Task inputs
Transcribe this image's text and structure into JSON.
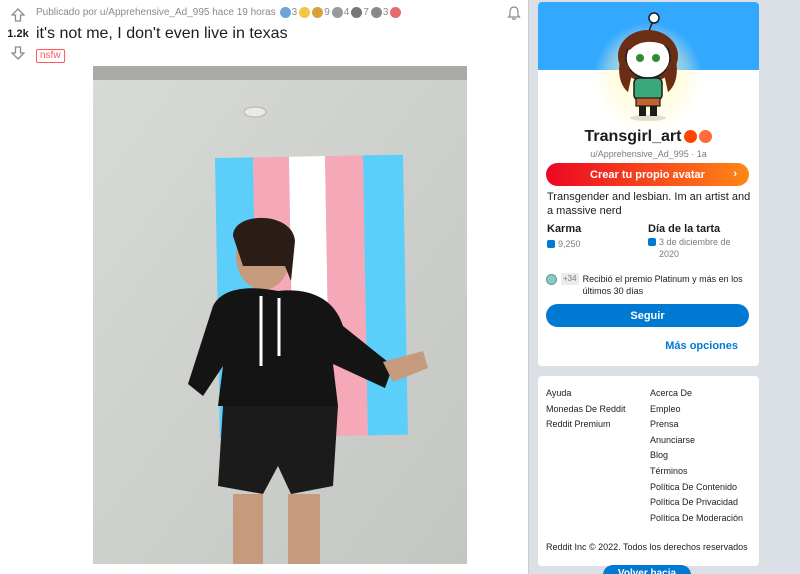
{
  "post": {
    "score": "1.2k",
    "byline": "Publicado por u/Apprehensive_Ad_995 hace 19 horas",
    "awards": [
      {
        "icon": "award-blue-icon",
        "color": "#6fa2d6",
        "count": "3"
      },
      {
        "icon": "award-face-icon",
        "color": "#f2c744",
        "count": ""
      },
      {
        "icon": "award-gold-icon",
        "color": "#d9a13b",
        "count": "9"
      },
      {
        "icon": "award-swirl-icon",
        "color": "#999999",
        "count": "4"
      },
      {
        "icon": "award-trophy-icon",
        "color": "#777777",
        "count": "7"
      },
      {
        "icon": "award-hand-icon",
        "color": "#888888",
        "count": "3"
      },
      {
        "icon": "award-pink-icon",
        "color": "#e56b6f",
        "count": ""
      }
    ],
    "title": "it's not me, I don't even live in texas",
    "tag": "nsfw"
  },
  "profile": {
    "display_name": "Transgirl_art",
    "handle": "u/Apprehensive_Ad_995 · 1a",
    "create_avatar_label": "Crear tu propio avatar",
    "bio": "Transgender and lesbian. Im an artist and a massive nerd",
    "karma_label": "Karma",
    "karma_value": "9,250",
    "cake_label": "Día de la tarta",
    "cake_value": "3 de diciembre de 2020",
    "trophy_count": "+34",
    "trophy_text": "Recibió el premio Platinum y más en los últimos 30 días",
    "follow_label": "Seguir",
    "more_options_label": "Más opciones"
  },
  "footer": {
    "left": [
      "Ayuda",
      "Monedas De Reddit",
      "Reddit Premium"
    ],
    "right": [
      "Acerca De",
      "Empleo",
      "Prensa",
      "Anunciarse",
      "Blog",
      "Términos",
      "Política De Contenido",
      "Política De Privacidad",
      "Política De Moderación"
    ],
    "copyright": "Reddit Inc © 2022. Todos los derechos reservados"
  },
  "back_to_top_label": "Volver hacia arriba",
  "colors": {
    "upvote": "#878a8c",
    "nsfw": "#ff585b",
    "primary_blue": "#0079d3",
    "banner": "#33a8ff"
  }
}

Exercise objective
Copy all lines above containing the string "icon".

Worked answer
        "icon": "award-blue-icon",
        "icon": "award-face-icon",
        "icon": "award-gold-icon",
        "icon": "award-swirl-icon",
        "icon": "award-trophy-icon",
        "icon": "award-hand-icon",
        "icon": "award-pink-icon",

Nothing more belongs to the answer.